How many of these lines hold the string "Degrees"? Answer with the number only.

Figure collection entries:
+===+

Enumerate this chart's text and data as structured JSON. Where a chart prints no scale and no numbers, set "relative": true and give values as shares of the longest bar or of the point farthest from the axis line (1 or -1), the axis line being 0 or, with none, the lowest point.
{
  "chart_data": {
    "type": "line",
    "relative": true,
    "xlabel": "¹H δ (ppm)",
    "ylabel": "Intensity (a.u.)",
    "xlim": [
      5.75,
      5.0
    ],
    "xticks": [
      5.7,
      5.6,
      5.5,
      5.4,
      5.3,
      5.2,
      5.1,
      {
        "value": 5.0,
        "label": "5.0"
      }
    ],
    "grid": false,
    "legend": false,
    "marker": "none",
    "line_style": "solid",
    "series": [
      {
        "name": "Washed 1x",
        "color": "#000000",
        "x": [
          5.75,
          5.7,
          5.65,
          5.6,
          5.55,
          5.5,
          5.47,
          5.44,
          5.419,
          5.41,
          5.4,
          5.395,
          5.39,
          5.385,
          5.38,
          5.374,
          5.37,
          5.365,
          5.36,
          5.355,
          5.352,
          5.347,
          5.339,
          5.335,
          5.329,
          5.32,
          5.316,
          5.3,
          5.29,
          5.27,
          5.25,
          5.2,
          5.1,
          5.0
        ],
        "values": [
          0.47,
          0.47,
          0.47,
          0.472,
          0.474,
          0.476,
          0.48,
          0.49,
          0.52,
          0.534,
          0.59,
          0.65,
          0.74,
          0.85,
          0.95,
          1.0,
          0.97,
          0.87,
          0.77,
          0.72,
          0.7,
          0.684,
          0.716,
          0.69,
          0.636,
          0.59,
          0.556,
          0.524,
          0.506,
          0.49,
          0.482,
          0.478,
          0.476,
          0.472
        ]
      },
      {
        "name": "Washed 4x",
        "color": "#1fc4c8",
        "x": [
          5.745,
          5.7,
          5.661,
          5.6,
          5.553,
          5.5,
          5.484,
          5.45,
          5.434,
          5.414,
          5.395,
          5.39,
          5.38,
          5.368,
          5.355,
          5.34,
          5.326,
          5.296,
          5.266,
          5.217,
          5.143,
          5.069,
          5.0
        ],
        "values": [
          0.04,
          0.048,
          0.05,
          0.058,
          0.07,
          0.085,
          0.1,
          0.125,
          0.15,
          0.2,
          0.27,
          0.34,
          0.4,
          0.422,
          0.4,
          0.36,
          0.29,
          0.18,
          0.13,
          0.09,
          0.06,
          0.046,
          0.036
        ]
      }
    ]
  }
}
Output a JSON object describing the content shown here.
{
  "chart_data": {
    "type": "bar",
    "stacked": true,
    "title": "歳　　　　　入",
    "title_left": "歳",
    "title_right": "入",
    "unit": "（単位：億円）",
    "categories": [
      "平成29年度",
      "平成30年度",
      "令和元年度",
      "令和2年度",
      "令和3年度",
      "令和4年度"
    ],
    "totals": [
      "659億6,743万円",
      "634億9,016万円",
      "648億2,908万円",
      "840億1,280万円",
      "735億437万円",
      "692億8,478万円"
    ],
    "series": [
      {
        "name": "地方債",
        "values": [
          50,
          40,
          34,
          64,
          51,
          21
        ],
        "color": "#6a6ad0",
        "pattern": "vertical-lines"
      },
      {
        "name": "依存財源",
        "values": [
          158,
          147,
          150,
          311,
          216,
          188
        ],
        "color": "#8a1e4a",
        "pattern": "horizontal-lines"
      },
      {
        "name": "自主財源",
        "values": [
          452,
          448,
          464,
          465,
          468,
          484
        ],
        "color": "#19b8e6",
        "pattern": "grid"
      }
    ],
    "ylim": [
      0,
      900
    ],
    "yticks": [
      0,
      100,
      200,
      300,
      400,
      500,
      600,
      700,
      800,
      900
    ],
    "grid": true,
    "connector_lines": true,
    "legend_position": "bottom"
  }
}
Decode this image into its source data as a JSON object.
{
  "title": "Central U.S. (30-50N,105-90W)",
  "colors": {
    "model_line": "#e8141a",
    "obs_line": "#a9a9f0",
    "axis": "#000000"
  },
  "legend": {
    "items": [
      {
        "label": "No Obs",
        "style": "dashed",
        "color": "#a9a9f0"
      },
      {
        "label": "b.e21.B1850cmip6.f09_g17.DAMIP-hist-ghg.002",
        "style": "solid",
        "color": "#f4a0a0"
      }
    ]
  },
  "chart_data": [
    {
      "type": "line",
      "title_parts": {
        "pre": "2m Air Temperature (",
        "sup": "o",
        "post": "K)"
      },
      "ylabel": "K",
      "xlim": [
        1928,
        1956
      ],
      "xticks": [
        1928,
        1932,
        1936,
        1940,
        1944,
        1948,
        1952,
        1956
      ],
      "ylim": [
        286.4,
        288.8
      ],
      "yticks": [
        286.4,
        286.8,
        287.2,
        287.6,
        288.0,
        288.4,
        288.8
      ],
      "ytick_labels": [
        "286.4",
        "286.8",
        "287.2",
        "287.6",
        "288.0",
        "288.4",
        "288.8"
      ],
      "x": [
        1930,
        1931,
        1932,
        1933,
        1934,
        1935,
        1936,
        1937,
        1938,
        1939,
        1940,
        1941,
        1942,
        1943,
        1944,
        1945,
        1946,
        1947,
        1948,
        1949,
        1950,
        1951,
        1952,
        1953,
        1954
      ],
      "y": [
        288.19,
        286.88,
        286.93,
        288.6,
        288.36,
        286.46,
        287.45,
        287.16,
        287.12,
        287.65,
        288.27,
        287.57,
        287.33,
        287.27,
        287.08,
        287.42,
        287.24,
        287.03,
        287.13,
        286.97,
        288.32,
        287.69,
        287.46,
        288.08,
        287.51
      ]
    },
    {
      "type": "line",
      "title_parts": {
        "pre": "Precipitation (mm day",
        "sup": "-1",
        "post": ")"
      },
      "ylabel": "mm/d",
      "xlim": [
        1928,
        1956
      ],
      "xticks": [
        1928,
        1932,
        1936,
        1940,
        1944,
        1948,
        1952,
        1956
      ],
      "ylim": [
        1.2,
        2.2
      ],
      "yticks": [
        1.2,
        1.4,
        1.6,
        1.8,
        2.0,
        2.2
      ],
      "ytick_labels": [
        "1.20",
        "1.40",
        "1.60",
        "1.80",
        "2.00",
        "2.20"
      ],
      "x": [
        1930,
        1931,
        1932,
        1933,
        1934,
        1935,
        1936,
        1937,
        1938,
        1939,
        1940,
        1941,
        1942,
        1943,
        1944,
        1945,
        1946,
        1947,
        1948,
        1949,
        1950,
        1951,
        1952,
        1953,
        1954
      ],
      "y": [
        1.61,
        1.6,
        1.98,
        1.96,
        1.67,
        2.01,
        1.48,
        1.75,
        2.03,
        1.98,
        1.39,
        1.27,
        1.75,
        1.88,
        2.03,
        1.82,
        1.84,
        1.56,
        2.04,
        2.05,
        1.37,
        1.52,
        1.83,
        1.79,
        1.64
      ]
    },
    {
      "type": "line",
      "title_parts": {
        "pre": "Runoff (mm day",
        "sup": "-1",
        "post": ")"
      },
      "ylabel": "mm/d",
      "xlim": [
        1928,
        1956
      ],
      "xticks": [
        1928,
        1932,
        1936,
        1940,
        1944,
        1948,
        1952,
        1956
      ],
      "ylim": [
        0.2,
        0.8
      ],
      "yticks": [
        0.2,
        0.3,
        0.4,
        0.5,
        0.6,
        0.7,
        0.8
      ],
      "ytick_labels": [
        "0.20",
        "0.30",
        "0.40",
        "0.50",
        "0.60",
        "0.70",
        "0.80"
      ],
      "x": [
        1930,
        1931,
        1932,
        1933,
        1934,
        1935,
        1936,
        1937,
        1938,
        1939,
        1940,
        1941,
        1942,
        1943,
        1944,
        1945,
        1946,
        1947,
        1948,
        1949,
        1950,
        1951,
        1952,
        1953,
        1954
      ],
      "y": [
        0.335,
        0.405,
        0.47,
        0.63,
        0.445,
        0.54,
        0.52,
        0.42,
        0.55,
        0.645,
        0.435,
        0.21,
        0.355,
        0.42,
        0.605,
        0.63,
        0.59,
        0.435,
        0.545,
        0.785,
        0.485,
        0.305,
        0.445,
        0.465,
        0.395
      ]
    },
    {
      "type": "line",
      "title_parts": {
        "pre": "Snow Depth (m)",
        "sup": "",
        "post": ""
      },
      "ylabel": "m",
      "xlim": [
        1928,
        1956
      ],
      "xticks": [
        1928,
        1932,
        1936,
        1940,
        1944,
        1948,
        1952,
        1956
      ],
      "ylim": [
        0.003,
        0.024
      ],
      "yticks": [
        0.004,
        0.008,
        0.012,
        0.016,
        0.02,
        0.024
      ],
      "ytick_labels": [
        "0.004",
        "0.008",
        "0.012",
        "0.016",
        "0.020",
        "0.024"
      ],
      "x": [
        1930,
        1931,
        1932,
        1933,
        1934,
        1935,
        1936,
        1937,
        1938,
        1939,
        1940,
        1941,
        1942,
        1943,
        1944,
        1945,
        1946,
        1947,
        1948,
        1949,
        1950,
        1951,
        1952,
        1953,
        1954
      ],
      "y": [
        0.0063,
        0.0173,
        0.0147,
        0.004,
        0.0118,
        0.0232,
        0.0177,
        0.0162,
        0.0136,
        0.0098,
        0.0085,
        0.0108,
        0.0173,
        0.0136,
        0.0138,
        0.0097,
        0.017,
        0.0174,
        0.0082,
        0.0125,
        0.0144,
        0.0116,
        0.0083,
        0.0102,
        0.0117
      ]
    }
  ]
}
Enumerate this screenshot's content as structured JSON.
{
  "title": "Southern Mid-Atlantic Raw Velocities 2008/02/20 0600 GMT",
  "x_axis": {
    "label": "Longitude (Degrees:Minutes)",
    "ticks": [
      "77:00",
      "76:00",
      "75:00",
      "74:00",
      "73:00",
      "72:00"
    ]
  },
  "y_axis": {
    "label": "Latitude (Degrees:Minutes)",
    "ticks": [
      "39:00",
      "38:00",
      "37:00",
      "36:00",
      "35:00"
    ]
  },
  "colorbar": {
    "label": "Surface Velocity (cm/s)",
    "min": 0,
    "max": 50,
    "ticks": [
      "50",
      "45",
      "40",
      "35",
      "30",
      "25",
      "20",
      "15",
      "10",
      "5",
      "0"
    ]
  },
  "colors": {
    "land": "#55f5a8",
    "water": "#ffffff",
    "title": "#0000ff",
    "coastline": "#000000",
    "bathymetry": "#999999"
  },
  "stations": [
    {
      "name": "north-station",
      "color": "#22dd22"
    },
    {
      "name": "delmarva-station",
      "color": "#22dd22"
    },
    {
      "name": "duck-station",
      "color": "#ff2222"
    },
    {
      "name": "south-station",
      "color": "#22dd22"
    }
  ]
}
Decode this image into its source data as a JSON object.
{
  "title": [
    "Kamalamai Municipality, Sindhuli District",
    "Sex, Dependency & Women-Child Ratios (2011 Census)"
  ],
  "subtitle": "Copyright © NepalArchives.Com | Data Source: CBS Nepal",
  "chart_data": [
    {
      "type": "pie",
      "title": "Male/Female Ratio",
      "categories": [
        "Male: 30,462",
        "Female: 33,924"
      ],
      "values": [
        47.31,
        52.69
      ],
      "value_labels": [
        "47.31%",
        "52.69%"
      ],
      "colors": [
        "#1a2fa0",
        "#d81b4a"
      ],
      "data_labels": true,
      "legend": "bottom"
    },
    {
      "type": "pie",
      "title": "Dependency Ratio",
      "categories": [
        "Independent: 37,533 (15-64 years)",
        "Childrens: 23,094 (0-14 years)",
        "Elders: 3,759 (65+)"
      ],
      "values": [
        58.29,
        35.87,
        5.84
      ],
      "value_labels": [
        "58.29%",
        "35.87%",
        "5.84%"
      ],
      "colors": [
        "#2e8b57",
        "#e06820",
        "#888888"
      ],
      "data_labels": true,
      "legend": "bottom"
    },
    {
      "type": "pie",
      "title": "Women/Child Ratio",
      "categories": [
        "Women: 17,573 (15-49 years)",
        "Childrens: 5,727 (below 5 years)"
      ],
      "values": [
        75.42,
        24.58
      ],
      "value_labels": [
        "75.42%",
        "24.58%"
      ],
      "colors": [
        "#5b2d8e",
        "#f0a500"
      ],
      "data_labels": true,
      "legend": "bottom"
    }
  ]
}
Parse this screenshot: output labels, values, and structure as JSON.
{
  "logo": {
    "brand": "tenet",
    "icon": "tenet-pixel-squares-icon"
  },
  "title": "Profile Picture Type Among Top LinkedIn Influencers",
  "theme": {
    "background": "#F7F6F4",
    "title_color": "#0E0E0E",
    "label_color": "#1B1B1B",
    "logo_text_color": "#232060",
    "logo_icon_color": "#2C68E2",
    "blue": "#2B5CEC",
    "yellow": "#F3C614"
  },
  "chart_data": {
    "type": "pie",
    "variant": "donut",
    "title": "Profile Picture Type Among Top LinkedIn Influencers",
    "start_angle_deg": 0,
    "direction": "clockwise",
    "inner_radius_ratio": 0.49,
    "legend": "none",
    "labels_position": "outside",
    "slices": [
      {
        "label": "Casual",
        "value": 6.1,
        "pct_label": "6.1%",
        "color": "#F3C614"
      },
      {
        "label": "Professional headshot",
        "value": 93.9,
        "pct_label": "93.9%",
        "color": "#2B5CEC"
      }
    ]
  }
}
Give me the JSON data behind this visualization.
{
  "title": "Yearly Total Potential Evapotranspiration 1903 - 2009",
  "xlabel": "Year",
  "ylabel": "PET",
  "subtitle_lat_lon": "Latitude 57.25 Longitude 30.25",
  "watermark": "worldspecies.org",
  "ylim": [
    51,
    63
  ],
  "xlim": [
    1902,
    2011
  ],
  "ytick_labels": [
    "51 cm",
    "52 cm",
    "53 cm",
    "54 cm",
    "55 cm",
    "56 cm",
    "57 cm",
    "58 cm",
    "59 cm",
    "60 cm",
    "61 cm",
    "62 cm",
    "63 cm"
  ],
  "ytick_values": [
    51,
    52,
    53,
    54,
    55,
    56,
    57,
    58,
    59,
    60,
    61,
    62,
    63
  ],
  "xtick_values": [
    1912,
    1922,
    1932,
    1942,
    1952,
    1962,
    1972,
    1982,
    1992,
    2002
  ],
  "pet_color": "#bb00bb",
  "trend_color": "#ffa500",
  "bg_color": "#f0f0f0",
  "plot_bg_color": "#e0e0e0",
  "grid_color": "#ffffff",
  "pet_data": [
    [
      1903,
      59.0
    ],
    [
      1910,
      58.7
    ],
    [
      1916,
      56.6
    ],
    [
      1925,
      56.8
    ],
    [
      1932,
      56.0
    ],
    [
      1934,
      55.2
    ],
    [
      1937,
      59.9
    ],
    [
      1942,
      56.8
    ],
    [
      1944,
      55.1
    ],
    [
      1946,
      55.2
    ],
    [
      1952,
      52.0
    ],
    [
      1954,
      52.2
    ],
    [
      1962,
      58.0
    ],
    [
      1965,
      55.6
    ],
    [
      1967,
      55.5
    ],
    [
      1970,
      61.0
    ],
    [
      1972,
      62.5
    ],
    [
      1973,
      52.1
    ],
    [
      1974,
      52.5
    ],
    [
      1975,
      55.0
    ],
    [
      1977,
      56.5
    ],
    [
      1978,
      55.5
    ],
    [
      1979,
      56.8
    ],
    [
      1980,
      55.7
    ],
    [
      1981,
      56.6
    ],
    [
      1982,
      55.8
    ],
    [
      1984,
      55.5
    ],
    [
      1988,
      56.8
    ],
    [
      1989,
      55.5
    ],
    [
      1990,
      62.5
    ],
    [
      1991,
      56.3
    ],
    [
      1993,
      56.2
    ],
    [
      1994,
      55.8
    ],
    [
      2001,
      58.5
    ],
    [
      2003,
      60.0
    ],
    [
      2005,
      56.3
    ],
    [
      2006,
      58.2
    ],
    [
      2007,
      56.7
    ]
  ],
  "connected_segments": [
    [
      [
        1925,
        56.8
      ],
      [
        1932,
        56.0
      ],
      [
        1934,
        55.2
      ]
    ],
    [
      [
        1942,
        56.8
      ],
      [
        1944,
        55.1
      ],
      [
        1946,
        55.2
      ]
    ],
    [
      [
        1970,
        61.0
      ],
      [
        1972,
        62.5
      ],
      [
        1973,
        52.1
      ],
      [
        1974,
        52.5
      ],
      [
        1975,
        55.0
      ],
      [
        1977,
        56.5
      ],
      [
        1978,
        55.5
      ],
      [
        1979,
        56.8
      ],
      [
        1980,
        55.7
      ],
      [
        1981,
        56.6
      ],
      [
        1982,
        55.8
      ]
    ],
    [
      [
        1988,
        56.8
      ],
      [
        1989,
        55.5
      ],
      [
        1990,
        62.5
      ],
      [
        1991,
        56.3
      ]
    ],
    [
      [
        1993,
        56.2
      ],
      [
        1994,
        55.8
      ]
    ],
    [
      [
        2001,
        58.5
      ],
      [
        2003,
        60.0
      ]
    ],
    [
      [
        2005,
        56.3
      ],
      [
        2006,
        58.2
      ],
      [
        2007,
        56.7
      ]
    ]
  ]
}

+===+

§ Answer to the exercise: 2